- _Task details_
Search the material for the string "page", then return every line where it is found.

>> BEGIN Dataset records

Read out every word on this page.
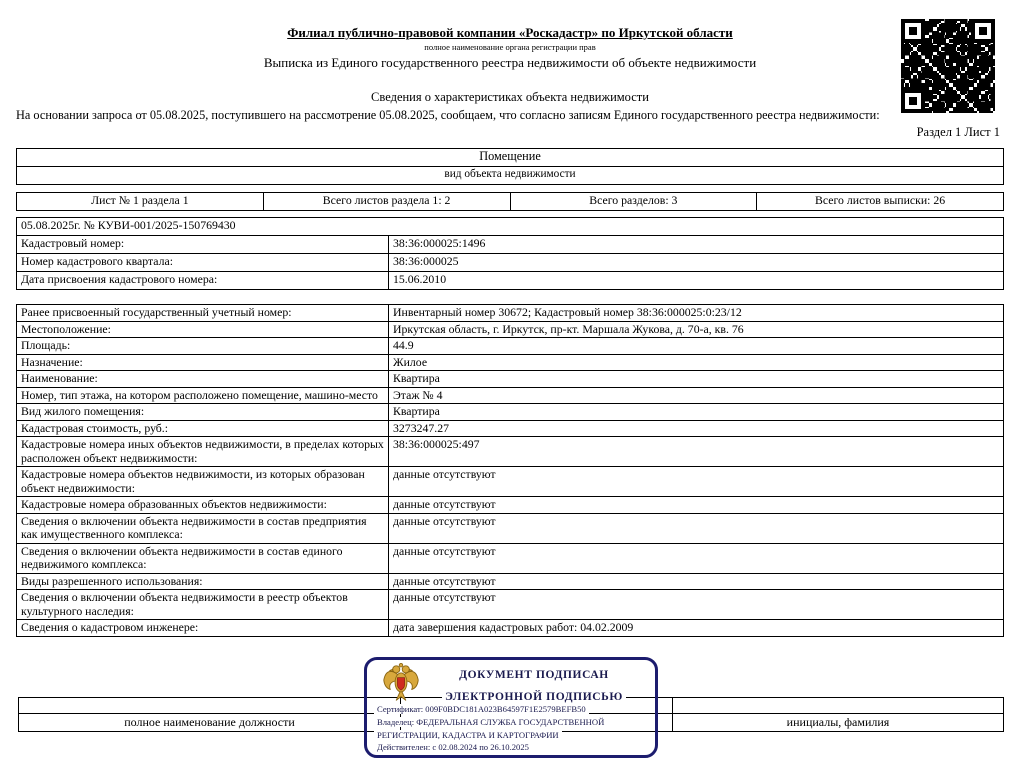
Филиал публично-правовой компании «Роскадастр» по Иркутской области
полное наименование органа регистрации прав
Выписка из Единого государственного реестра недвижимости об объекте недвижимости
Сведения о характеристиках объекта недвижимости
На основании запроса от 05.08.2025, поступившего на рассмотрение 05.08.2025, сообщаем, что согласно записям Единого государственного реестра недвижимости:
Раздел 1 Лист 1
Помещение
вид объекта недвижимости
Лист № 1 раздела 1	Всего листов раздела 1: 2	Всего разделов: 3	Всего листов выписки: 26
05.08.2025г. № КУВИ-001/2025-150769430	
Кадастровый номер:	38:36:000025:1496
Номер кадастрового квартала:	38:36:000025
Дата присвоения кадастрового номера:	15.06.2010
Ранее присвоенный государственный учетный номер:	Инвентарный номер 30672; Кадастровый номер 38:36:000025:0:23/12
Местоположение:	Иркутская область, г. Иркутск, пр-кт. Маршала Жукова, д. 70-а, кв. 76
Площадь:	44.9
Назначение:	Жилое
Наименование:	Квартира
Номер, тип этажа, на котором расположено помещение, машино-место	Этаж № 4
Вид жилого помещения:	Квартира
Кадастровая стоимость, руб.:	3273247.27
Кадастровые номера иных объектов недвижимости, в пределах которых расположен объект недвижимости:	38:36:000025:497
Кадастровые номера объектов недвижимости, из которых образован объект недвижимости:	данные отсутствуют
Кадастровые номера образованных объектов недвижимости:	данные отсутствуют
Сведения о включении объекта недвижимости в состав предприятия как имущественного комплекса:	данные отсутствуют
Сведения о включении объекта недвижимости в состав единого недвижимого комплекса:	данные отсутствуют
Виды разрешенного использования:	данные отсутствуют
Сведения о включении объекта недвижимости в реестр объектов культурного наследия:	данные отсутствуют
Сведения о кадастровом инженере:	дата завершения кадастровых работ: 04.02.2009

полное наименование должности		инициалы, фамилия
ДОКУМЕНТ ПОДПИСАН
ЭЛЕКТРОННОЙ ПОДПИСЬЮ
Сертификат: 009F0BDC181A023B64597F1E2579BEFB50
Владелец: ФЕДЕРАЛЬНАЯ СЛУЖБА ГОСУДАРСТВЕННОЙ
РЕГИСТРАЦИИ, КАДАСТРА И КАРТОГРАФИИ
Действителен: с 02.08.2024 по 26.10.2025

>> END Dataset records
>> BEGIN Dataset records

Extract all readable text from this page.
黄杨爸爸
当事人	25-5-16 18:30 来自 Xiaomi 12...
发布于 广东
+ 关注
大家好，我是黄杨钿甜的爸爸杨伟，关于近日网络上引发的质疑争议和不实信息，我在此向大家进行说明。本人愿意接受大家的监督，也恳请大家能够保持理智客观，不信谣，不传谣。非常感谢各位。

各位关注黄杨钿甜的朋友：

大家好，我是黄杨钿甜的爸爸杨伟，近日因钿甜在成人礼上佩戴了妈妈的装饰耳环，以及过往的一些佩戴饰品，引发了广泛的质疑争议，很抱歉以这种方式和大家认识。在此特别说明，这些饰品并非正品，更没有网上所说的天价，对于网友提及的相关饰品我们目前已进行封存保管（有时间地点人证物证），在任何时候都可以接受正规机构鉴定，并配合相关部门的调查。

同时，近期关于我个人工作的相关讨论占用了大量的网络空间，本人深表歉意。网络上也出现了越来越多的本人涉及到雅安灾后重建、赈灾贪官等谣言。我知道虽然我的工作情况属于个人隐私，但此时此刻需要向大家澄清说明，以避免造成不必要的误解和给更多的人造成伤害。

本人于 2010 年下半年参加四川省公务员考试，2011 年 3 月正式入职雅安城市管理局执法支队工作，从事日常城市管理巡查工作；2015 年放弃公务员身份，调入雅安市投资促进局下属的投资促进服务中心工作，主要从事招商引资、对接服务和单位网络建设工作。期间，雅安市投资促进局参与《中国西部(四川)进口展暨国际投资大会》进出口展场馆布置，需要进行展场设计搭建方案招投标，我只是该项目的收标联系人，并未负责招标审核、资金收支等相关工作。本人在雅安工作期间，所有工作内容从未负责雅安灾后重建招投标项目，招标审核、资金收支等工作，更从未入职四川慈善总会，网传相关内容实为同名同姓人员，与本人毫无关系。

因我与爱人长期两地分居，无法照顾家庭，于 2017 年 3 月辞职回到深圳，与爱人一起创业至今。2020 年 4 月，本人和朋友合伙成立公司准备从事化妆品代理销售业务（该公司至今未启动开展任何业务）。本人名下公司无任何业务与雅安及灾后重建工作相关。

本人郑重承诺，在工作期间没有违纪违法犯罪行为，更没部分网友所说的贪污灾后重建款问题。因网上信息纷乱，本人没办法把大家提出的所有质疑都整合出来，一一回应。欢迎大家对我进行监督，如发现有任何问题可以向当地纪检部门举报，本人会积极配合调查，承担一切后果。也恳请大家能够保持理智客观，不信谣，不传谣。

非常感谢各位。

>> END Dataset records

- _The answer_
Read out every word on this page.
Extract all readable text from this page.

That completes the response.